* **WRITTEN EXERCISE**:
Copy each line of the data below with the word "curve".

○ ○ ○ ○ ○

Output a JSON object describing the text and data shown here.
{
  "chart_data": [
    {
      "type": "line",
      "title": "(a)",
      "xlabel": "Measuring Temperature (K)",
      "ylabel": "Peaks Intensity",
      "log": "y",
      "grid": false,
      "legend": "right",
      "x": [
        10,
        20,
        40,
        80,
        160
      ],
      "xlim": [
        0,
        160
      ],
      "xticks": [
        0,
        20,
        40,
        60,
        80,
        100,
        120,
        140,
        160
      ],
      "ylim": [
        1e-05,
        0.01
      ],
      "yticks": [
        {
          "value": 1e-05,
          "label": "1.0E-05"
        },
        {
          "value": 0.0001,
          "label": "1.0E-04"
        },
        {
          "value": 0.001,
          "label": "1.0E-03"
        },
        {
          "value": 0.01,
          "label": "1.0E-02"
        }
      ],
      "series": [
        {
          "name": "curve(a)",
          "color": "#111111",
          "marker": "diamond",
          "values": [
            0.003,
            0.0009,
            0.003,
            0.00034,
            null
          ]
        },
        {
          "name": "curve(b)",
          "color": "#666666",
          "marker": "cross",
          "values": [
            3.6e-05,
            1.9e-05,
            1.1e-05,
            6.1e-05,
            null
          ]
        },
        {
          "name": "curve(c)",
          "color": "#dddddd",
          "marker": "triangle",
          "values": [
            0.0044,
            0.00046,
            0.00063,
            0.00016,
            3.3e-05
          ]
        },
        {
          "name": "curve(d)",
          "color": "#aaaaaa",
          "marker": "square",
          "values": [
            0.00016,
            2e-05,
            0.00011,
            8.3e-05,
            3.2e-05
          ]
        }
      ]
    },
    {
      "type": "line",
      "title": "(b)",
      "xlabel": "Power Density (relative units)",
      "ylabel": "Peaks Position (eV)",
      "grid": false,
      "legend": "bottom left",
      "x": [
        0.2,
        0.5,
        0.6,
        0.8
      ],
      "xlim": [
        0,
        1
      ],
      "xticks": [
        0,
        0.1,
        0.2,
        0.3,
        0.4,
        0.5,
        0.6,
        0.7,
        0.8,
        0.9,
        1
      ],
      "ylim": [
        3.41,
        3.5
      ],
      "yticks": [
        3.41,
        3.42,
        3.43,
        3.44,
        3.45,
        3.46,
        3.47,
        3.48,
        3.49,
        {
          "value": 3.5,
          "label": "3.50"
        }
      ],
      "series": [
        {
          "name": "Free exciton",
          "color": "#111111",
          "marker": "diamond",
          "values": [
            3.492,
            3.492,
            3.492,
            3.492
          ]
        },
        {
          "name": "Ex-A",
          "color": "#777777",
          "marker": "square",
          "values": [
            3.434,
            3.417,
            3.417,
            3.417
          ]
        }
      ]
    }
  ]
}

○ ○ ○ ○ ○

* **RESULT BELOW**:
          "name": "curve(a)",
          "name": "curve(b)",
          "name": "curve(c)",
          "name": "curve(d)",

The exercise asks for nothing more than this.